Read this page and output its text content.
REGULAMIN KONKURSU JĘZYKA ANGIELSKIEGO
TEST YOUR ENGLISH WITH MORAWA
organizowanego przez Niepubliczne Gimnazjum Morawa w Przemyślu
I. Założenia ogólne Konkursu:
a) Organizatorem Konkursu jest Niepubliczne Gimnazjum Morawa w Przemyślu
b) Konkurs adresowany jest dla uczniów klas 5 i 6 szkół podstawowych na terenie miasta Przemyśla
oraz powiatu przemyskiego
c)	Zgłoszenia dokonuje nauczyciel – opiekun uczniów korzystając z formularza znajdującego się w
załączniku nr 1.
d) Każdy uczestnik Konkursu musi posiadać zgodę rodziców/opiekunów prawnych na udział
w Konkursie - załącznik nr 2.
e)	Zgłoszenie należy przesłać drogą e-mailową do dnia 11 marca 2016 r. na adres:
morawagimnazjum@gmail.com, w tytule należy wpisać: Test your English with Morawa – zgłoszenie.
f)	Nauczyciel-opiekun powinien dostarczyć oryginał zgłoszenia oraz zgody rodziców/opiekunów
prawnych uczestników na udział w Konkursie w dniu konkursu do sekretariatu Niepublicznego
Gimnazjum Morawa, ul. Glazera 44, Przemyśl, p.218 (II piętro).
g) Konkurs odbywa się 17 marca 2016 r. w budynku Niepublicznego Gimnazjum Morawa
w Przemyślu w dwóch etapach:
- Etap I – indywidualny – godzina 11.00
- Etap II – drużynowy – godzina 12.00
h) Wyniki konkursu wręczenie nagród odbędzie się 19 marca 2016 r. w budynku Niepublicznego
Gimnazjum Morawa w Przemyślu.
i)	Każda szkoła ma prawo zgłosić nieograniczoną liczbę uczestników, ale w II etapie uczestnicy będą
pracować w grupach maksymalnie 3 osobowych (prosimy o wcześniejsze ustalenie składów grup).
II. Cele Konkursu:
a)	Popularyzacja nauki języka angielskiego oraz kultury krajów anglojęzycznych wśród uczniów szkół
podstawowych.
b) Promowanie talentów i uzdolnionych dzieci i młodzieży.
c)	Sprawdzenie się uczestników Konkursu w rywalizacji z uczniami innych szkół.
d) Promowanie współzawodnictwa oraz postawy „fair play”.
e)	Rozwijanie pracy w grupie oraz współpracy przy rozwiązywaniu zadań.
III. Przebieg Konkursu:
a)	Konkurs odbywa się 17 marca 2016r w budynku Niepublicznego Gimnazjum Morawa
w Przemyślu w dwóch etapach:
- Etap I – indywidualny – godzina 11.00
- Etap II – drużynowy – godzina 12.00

::::::::

▶ _Task description_: Repeat every record, keeping each word and mark exactly as it is.

▶ _Answer to the exercise_:
Read this page and output its text content.
REGULAMIN KONKURSU JĘZYKA ANGIELSKIEGO
TEST YOUR ENGLISH WITH MORAWA
organizowanego przez Niepubliczne Gimnazjum Morawa w Przemyślu
I. Założenia ogólne Konkursu:
a) Organizatorem Konkursu jest Niepubliczne Gimnazjum Morawa w Przemyślu
b) Konkurs adresowany jest dla uczniów klas 5 i 6 szkół podstawowych na terenie miasta Przemyśla
oraz powiatu przemyskiego
c)	Zgłoszenia dokonuje nauczyciel – opiekun uczniów korzystając z formularza znajdującego się w
załączniku nr 1.
d) Każdy uczestnik Konkursu musi posiadać zgodę rodziców/opiekunów prawnych na udział
w Konkursie - załącznik nr 2.
e)	Zgłoszenie należy przesłać drogą e-mailową do dnia 11 marca 2016 r. na adres:
morawagimnazjum@gmail.com, w tytule należy wpisać: Test your English with Morawa – zgłoszenie.
f)	Nauczyciel-opiekun powinien dostarczyć oryginał zgłoszenia oraz zgody rodziców/opiekunów
prawnych uczestników na udział w Konkursie w dniu konkursu do sekretariatu Niepublicznego
Gimnazjum Morawa, ul. Glazera 44, Przemyśl, p.218 (II piętro).
g) Konkurs odbywa się 17 marca 2016 r. w budynku Niepublicznego Gimnazjum Morawa
w Przemyślu w dwóch etapach:
- Etap I – indywidualny – godzina 11.00
- Etap II – drużynowy – godzina 12.00
h) Wyniki konkursu wręczenie nagród odbędzie się 19 marca 2016 r. w budynku Niepublicznego
Gimnazjum Morawa w Przemyślu.
i)	Każda szkoła ma prawo zgłosić nieograniczoną liczbę uczestników, ale w II etapie uczestnicy będą
pracować w grupach maksymalnie 3 osobowych (prosimy o wcześniejsze ustalenie składów grup).
II. Cele Konkursu:
a)	Popularyzacja nauki języka angielskiego oraz kultury krajów anglojęzycznych wśród uczniów szkół
podstawowych.
b) Promowanie talentów i uzdolnionych dzieci i młodzieży.
c)	Sprawdzenie się uczestników Konkursu w rywalizacji z uczniami innych szkół.
d) Promowanie współzawodnictwa oraz postawy „fair play”.
e)	Rozwijanie pracy w grupie oraz współpracy przy rozwiązywaniu zadań.
III. Przebieg Konkursu:
a)	Konkurs odbywa się 17 marca 2016r w budynku Niepublicznego Gimnazjum Morawa
w Przemyślu w dwóch etapach:
- Etap I – indywidualny – godzina 11.00
- Etap II – drużynowy – godzina 12.00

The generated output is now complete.